## SUPPLIED ENTRIES
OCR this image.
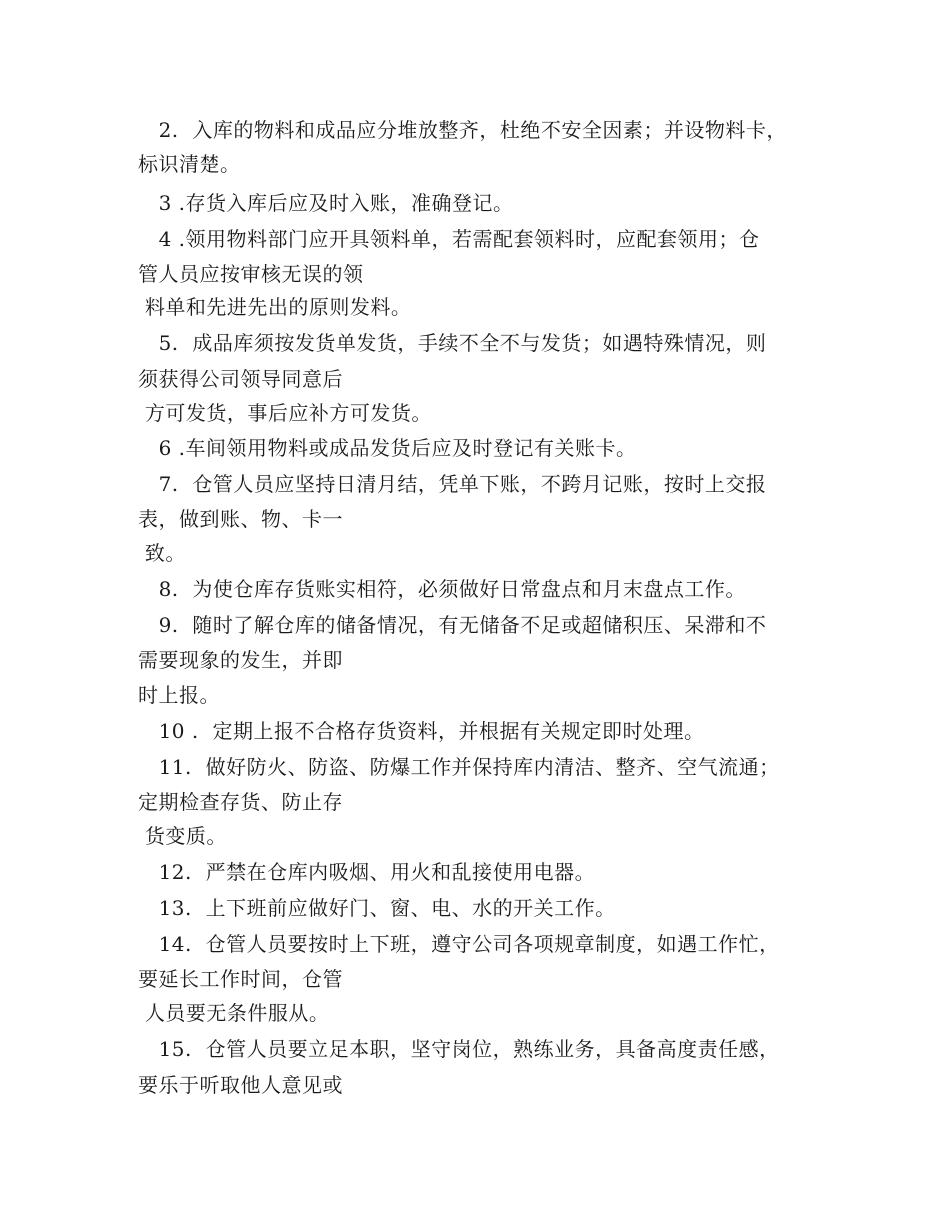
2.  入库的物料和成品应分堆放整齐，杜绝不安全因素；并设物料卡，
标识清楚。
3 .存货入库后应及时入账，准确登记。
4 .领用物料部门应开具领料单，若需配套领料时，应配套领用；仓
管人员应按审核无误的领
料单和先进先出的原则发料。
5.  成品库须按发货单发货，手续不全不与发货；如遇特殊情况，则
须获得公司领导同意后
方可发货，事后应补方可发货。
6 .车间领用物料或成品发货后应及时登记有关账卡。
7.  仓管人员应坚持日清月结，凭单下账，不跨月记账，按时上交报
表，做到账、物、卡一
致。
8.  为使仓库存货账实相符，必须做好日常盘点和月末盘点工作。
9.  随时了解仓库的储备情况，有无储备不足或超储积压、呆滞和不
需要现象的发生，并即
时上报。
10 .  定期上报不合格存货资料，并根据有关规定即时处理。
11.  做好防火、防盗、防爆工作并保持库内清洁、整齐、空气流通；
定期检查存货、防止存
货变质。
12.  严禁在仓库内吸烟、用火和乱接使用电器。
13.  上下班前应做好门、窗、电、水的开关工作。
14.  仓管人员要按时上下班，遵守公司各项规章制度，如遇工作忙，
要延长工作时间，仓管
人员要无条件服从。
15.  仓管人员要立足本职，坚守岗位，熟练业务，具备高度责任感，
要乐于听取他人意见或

## WHAT YOU WILL DO
Reproduce the material above in full and without alteration, but skip all pictures.

## CORRECT ANSWER
OCR this image.
2.  入库的物料和成品应分堆放整齐，杜绝不安全因素；并设物料卡，
标识清楚。
3 .存货入库后应及时入账，准确登记。
4 .领用物料部门应开具领料单，若需配套领料时，应配套领用；仓
管人员应按审核无误的领
料单和先进先出的原则发料。
5.  成品库须按发货单发货，手续不全不与发货；如遇特殊情况，则
须获得公司领导同意后
方可发货，事后应补方可发货。
6 .车间领用物料或成品发货后应及时登记有关账卡。
7.  仓管人员应坚持日清月结，凭单下账，不跨月记账，按时上交报
表，做到账、物、卡一
致。
8.  为使仓库存货账实相符，必须做好日常盘点和月末盘点工作。
9.  随时了解仓库的储备情况，有无储备不足或超储积压、呆滞和不
需要现象的发生，并即
时上报。
10 .  定期上报不合格存货资料，并根据有关规定即时处理。
11.  做好防火、防盗、防爆工作并保持库内清洁、整齐、空气流通；
定期检查存货、防止存
货变质。
12.  严禁在仓库内吸烟、用火和乱接使用电器。
13.  上下班前应做好门、窗、电、水的开关工作。
14.  仓管人员要按时上下班，遵守公司各项规章制度，如遇工作忙，
要延长工作时间，仓管
人员要无条件服从。
15.  仓管人员要立足本职，坚守岗位，熟练业务，具备高度责任感，
要乐于听取他人意见或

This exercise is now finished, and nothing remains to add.